- **WHAT TO WORK ON**
Reproduce the listing below verbatim.

* START *

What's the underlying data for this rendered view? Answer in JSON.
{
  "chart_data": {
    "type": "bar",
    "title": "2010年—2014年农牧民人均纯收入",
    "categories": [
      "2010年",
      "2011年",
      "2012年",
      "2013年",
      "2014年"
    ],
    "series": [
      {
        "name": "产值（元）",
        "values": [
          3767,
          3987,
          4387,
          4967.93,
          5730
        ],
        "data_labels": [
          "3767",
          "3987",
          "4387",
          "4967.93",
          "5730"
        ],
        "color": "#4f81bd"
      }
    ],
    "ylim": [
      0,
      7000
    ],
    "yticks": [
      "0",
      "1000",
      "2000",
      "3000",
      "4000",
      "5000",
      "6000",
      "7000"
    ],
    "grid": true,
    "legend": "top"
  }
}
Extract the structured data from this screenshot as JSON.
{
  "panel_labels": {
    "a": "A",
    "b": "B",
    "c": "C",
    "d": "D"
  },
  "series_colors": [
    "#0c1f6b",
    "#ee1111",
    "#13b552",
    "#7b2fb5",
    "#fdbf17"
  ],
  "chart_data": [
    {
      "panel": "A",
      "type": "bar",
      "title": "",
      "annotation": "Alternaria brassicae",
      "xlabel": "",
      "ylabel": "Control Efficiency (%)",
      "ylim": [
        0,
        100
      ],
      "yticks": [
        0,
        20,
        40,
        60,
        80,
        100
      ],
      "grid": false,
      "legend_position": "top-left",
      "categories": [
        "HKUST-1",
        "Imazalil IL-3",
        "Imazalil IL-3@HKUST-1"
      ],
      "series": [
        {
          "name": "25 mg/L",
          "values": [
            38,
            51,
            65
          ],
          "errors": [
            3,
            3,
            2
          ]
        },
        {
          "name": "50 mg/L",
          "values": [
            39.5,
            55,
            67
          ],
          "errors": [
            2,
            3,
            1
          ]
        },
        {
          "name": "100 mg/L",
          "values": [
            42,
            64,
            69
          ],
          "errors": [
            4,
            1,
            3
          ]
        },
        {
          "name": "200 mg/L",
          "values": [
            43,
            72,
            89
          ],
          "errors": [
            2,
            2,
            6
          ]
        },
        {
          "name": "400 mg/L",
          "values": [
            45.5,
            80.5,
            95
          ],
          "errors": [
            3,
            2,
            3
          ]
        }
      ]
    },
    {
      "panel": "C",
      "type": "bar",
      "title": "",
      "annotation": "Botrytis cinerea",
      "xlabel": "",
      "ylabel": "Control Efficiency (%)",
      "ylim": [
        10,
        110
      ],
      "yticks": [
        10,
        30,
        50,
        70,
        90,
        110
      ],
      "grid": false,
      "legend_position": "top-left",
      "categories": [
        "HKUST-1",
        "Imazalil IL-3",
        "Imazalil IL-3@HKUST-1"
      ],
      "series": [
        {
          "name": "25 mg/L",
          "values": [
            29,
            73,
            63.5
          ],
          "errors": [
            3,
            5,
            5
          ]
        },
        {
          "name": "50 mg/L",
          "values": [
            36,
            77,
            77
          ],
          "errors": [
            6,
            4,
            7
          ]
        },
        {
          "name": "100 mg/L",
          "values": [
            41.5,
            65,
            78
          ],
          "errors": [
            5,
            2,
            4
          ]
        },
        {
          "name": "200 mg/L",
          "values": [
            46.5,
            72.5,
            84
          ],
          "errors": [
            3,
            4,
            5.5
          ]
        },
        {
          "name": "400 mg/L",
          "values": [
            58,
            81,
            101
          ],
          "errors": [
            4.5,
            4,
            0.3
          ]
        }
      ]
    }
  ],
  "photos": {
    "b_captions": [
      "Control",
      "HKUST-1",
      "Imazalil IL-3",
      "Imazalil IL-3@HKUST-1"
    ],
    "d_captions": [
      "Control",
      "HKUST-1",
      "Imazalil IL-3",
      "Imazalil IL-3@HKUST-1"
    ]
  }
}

* END *

- **SOLUTION TO THE EXERCISE**
What's the underlying data for this rendered view? Answer in JSON.
{
  "chart_data": {
    "type": "bar",
    "title": "2010年—2014年农牧民人均纯收入",
    "categories": [
      "2010年",
      "2011年",
      "2012年",
      "2013年",
      "2014年"
    ],
    "series": [
      {
        "name": "产值（元）",
        "values": [
          3767,
          3987,
          4387,
          4967.93,
          5730
        ],
        "data_labels": [
          "3767",
          "3987",
          "4387",
          "4967.93",
          "5730"
        ],
        "color": "#4f81bd"
      }
    ],
    "ylim": [
      0,
      7000
    ],
    "yticks": [
      "0",
      "1000",
      "2000",
      "3000",
      "4000",
      "5000",
      "6000",
      "7000"
    ],
    "grid": true,
    "legend": "top"
  }
}
Extract the structured data from this screenshot as JSON.
{
  "panel_labels": {
    "a": "A",
    "b": "B",
    "c": "C",
    "d": "D"
  },
  "series_colors": [
    "#0c1f6b",
    "#ee1111",
    "#13b552",
    "#7b2fb5",
    "#fdbf17"
  ],
  "chart_data": [
    {
      "panel": "A",
      "type": "bar",
      "title": "",
      "annotation": "Alternaria brassicae",
      "xlabel": "",
      "ylabel": "Control Efficiency (%)",
      "ylim": [
        0,
        100
      ],
      "yticks": [
        0,
        20,
        40,
        60,
        80,
        100
      ],
      "grid": false,
      "legend_position": "top-left",
      "categories": [
        "HKUST-1",
        "Imazalil IL-3",
        "Imazalil IL-3@HKUST-1"
      ],
      "series": [
        {
          "name": "25 mg/L",
          "values": [
            38,
            51,
            65
          ],
          "errors": [
            3,
            3,
            2
          ]
        },
        {
          "name": "50 mg/L",
          "values": [
            39.5,
            55,
            67
          ],
          "errors": [
            2,
            3,
            1
          ]
        },
        {
          "name": "100 mg/L",
          "values": [
            42,
            64,
            69
          ],
          "errors": [
            4,
            1,
            3
          ]
        },
        {
          "name": "200 mg/L",
          "values": [
            43,
            72,
            89
          ],
          "errors": [
            2,
            2,
            6
          ]
        },
        {
          "name": "400 mg/L",
          "values": [
            45.5,
            80.5,
            95
          ],
          "errors": [
            3,
            2,
            3
          ]
        }
      ]
    },
    {
      "panel": "C",
      "type": "bar",
      "title": "",
      "annotation": "Botrytis cinerea",
      "xlabel": "",
      "ylabel": "Control Efficiency (%)",
      "ylim": [
        10,
        110
      ],
      "yticks": [
        10,
        30,
        50,
        70,
        90,
        110
      ],
      "grid": false,
      "legend_position": "top-left",
      "categories": [
        "HKUST-1",
        "Imazalil IL-3",
        "Imazalil IL-3@HKUST-1"
      ],
      "series": [
        {
          "name": "25 mg/L",
          "values": [
            29,
            73,
            63.5
          ],
          "errors": [
            3,
            5,
            5
          ]
        },
        {
          "name": "50 mg/L",
          "values": [
            36,
            77,
            77
          ],
          "errors": [
            6,
            4,
            7
          ]
        },
        {
          "name": "100 mg/L",
          "values": [
            41.5,
            65,
            78
          ],
          "errors": [
            5,
            2,
            4
          ]
        },
        {
          "name": "200 mg/L",
          "values": [
            46.5,
            72.5,
            84
          ],
          "errors": [
            3,
            4,
            5.5
          ]
        },
        {
          "name": "400 mg/L",
          "values": [
            58,
            81,
            101
          ],
          "errors": [
            4.5,
            4,
            0.3
          ]
        }
      ]
    }
  ],
  "photos": {
    "b_captions": [
      "Control",
      "HKUST-1",
      "Imazalil IL-3",
      "Imazalil IL-3@HKUST-1"
    ],
    "d_captions": [
      "Control",
      "HKUST-1",
      "Imazalil IL-3",
      "Imazalil IL-3@HKUST-1"
    ]
  }
}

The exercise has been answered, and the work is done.